◆ **RECORDS TO PROCESS**
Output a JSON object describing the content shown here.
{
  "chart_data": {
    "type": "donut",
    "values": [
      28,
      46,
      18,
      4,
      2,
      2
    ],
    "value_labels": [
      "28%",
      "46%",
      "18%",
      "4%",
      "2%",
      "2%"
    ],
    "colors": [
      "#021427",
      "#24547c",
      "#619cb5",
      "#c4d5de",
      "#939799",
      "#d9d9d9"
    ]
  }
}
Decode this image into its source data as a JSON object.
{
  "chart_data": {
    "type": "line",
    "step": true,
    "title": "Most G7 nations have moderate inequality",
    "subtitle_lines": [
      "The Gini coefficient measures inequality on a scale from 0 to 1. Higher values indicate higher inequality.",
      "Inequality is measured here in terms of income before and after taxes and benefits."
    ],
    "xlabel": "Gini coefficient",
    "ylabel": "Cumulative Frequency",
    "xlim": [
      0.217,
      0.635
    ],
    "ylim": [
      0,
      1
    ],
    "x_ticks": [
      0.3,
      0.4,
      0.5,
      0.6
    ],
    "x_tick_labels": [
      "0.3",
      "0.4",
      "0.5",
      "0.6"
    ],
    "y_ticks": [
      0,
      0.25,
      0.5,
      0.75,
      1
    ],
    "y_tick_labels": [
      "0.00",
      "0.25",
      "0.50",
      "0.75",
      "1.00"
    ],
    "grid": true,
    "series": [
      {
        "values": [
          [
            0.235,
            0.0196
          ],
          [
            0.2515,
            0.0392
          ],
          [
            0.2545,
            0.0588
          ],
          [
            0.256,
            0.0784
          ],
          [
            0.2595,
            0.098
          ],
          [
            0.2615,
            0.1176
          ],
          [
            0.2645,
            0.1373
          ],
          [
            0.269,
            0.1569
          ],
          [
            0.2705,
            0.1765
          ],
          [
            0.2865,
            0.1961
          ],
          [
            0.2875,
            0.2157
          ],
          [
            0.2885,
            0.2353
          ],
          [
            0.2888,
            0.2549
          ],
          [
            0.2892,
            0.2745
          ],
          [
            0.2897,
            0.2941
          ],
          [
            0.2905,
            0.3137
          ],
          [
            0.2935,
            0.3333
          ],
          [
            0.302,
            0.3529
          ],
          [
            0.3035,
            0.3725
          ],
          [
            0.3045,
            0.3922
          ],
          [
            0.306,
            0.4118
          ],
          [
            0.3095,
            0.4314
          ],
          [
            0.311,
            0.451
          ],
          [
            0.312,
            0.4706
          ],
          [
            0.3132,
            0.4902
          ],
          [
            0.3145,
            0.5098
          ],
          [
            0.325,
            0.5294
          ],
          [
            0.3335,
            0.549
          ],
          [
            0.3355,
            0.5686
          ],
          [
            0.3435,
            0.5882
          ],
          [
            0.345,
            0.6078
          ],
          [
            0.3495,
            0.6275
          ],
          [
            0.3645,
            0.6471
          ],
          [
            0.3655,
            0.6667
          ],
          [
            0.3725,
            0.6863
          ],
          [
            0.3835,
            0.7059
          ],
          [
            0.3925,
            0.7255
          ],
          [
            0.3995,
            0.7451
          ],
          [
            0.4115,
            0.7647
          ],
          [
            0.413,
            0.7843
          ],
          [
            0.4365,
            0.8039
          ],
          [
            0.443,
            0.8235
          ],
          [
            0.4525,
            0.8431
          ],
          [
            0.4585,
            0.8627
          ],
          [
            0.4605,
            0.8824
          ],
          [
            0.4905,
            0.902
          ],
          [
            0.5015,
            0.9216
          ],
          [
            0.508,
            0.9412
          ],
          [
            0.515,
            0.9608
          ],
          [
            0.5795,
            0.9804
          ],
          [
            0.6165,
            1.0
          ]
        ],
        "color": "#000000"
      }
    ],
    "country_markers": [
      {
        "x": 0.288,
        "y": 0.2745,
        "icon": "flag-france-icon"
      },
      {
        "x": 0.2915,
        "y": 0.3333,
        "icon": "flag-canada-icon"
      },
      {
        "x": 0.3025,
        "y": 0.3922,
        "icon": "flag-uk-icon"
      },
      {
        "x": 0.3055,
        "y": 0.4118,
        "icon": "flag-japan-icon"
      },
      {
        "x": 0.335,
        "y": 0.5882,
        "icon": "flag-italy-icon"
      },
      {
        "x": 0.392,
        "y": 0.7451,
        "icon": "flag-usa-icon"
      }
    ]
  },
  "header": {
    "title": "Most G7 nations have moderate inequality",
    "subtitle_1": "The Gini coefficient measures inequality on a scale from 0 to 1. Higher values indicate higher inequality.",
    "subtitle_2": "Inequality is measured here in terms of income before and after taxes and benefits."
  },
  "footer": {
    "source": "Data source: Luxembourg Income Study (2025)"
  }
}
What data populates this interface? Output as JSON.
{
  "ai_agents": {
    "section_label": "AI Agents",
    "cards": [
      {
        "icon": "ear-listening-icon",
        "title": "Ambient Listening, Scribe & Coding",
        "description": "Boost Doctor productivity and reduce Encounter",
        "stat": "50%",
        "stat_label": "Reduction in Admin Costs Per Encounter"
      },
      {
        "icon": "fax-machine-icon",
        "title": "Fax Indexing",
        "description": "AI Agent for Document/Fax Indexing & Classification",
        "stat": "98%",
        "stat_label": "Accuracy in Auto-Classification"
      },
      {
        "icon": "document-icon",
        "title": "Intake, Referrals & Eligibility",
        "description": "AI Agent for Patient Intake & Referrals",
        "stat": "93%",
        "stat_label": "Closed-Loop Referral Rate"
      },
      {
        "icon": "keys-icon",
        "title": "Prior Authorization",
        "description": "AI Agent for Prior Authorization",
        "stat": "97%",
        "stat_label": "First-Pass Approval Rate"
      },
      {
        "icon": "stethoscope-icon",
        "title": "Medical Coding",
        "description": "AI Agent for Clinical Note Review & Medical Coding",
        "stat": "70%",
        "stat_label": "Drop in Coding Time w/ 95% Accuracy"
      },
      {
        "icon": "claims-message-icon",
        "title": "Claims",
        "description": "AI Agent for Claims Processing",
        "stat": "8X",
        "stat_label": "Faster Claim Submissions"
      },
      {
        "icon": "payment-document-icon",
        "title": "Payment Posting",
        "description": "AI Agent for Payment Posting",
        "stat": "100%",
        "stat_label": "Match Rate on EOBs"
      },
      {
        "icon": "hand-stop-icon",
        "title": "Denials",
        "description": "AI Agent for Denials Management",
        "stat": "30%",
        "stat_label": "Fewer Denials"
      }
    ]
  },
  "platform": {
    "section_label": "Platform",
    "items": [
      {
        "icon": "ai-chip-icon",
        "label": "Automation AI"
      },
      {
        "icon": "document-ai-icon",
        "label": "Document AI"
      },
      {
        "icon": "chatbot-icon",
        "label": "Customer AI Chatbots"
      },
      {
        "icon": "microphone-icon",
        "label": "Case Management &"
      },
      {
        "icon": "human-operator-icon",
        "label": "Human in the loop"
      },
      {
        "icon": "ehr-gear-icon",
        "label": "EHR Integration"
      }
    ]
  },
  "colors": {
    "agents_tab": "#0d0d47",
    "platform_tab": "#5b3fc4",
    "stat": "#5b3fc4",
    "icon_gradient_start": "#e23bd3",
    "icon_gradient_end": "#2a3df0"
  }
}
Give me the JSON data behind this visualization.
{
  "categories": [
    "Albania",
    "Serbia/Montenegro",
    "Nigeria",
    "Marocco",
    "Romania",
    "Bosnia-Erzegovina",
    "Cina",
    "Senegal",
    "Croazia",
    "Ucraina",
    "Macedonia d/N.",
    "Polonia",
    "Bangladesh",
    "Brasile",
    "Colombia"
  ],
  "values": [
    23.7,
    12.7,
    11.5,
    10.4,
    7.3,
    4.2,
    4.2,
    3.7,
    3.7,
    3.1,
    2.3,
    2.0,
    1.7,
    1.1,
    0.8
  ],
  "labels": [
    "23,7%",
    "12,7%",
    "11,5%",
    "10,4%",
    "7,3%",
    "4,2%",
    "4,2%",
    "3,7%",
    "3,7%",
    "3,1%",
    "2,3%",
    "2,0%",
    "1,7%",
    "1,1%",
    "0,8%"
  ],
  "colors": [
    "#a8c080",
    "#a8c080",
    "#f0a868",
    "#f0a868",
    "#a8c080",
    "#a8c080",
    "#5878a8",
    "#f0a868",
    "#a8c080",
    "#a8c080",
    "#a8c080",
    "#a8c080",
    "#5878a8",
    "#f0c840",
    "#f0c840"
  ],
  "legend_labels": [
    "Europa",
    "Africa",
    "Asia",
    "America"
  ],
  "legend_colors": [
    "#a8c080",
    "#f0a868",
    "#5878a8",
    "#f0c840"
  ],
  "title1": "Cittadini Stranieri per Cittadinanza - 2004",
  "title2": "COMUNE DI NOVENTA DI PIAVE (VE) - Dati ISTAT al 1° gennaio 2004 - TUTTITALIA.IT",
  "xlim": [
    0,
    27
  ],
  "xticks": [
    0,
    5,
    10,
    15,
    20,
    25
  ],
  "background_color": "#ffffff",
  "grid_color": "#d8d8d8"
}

◆ **WORK TO BE COMPLETED**
Show the lines of the records that include the string "coefficient".

◆ **RESULT FOR THIS EXERCISE**
      "The Gini coefficient measures inequality on a scale from 0 to 1. Higher values indicate higher inequality.",
    "xlabel": "Gini coefficient",
    "subtitle_1": "The Gini coefficient measures inequality on a scale from 0 to 1. Higher values indicate higher inequality.",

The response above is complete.